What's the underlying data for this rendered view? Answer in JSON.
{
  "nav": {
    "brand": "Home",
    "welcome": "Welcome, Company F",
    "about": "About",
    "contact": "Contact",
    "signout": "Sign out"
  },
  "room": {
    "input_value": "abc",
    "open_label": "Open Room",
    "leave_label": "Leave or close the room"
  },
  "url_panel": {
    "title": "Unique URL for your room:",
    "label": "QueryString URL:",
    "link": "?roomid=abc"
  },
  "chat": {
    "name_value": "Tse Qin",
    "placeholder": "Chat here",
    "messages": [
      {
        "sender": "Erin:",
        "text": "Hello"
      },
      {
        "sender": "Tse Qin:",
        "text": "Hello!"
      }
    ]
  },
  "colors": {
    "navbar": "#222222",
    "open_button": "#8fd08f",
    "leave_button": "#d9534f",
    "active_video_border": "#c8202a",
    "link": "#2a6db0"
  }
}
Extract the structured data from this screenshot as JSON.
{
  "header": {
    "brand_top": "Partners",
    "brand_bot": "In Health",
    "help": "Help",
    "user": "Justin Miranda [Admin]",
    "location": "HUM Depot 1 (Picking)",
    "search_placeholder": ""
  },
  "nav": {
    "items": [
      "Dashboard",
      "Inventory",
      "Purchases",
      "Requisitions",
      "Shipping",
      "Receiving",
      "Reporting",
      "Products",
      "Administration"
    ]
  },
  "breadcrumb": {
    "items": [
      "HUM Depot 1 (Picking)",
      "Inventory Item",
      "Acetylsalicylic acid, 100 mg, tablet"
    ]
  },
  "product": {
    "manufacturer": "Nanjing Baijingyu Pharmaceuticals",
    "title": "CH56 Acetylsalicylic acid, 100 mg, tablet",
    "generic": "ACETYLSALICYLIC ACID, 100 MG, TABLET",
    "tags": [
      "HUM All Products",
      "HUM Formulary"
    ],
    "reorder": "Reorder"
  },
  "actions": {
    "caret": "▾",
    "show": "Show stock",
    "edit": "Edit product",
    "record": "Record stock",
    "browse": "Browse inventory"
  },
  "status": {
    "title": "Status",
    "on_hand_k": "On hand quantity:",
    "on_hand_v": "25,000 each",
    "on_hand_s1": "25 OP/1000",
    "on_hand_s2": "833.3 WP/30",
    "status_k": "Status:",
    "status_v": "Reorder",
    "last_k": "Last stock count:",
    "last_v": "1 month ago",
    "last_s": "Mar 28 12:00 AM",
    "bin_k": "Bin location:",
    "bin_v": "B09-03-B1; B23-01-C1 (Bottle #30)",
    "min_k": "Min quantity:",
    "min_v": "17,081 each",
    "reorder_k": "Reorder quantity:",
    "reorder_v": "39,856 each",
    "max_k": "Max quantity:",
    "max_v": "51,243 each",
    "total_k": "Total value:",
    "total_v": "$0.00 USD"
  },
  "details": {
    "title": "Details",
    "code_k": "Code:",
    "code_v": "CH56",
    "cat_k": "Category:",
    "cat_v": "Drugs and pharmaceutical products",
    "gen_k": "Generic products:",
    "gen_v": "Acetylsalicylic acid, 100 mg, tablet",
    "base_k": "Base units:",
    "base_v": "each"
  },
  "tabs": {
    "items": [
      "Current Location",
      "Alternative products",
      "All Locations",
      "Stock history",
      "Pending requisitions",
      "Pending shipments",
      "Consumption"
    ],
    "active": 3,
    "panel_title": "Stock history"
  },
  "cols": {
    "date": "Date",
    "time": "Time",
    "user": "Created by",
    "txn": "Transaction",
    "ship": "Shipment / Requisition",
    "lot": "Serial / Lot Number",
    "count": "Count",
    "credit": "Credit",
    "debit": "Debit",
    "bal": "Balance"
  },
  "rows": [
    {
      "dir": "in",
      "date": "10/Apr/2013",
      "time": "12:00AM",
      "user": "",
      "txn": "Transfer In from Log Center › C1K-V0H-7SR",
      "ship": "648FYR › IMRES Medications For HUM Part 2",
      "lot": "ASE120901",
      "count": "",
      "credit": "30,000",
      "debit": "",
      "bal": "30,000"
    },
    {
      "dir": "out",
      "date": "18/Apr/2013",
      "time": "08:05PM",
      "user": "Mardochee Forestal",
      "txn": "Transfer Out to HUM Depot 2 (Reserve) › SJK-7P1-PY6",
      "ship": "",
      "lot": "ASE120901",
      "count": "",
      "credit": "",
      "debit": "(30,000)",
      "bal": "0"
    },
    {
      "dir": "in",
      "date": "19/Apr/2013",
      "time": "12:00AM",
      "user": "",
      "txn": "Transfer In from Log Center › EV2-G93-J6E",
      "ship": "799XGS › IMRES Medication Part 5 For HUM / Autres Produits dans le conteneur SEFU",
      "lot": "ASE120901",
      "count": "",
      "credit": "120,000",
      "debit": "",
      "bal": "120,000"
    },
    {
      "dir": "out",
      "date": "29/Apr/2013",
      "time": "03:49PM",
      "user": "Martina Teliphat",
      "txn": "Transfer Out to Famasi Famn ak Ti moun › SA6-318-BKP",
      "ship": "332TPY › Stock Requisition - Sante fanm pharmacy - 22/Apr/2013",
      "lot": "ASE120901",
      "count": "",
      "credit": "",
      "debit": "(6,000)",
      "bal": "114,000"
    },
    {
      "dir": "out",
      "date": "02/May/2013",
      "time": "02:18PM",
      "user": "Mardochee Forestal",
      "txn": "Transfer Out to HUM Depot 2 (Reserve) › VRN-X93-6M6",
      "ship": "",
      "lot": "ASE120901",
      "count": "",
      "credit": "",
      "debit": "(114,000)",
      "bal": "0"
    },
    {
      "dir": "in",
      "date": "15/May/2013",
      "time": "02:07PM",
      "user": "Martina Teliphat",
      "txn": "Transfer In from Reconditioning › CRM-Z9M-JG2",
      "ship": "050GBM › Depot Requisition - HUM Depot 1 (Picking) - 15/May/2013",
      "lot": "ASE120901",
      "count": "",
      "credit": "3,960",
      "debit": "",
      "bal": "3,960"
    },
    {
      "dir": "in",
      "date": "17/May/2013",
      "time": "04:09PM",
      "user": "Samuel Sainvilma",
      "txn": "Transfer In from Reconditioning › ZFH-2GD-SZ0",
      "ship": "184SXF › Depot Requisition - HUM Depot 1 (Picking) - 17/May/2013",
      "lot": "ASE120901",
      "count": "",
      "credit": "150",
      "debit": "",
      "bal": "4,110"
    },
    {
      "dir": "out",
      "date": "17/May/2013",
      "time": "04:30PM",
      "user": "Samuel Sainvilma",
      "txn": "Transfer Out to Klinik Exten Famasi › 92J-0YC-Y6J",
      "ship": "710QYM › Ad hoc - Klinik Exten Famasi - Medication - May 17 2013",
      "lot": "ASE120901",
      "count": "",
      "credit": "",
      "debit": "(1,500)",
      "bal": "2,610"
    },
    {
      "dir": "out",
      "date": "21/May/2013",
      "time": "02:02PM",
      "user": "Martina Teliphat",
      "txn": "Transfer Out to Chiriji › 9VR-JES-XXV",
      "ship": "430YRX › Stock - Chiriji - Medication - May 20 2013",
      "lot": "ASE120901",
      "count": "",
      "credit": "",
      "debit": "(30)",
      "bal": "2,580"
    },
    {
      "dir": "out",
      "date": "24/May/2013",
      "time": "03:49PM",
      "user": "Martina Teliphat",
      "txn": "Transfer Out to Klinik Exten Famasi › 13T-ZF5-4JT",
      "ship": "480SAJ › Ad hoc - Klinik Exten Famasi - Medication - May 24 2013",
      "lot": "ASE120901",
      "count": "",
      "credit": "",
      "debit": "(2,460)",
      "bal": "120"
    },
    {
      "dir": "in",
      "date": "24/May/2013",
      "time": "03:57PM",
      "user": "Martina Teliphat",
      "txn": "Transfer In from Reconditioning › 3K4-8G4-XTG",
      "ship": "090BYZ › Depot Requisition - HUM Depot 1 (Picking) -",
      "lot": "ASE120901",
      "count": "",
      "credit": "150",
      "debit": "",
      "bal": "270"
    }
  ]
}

■ ■ ■ ■ ■

▶ **Instruction**
Which lines hold the word "date"? Copy every one of them.

▶ **Worked answer**
    "date": "Date",
      "date": "10/Apr/2013",
      "date": "18/Apr/2013",
      "date": "19/Apr/2013",
      "date": "29/Apr/2013",
      "date": "02/May/2013",
      "date": "15/May/2013",
      "date": "17/May/2013",
      "date": "17/May/2013",
      "date": "21/May/2013",
      "date": "24/May/2013",
      "date": "24/May/2013",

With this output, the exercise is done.